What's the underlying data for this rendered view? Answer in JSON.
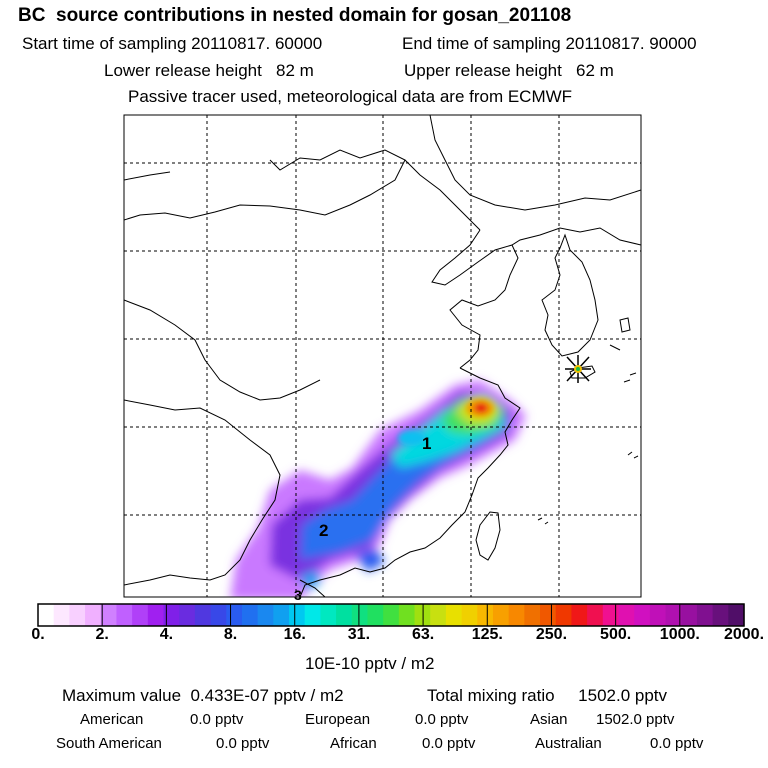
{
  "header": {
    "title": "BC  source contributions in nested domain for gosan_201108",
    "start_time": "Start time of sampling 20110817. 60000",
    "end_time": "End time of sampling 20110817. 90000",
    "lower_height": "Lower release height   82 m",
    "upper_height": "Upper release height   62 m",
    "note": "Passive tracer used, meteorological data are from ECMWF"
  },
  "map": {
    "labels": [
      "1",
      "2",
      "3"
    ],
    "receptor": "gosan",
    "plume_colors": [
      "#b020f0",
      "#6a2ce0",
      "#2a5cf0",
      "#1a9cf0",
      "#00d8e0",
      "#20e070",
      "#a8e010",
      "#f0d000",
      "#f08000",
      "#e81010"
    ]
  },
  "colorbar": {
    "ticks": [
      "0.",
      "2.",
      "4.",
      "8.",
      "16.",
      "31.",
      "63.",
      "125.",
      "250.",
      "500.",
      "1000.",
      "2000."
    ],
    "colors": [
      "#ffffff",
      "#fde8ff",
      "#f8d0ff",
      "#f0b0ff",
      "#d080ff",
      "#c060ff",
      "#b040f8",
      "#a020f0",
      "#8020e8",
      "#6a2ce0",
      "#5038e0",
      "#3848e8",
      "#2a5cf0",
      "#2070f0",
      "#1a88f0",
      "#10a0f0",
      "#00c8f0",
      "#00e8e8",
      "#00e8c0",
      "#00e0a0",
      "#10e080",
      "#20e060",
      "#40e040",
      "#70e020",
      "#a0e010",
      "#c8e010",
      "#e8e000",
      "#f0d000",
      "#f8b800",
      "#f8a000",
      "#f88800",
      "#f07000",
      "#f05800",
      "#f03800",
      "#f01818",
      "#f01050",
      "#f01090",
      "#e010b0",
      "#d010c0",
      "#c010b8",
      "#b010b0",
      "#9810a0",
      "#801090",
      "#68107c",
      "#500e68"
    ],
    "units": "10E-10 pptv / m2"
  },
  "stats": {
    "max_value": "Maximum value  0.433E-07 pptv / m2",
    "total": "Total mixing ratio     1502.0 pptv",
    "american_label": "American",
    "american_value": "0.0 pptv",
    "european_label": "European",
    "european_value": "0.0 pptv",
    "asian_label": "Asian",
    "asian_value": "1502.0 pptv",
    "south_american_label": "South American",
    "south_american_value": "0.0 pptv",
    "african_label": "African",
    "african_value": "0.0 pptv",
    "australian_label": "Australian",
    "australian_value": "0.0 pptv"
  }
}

# # # # # # #

What the exercise asks:
Looking at the material above, count the lines that hold "data" and give the total alone.

Response to this exercise:
2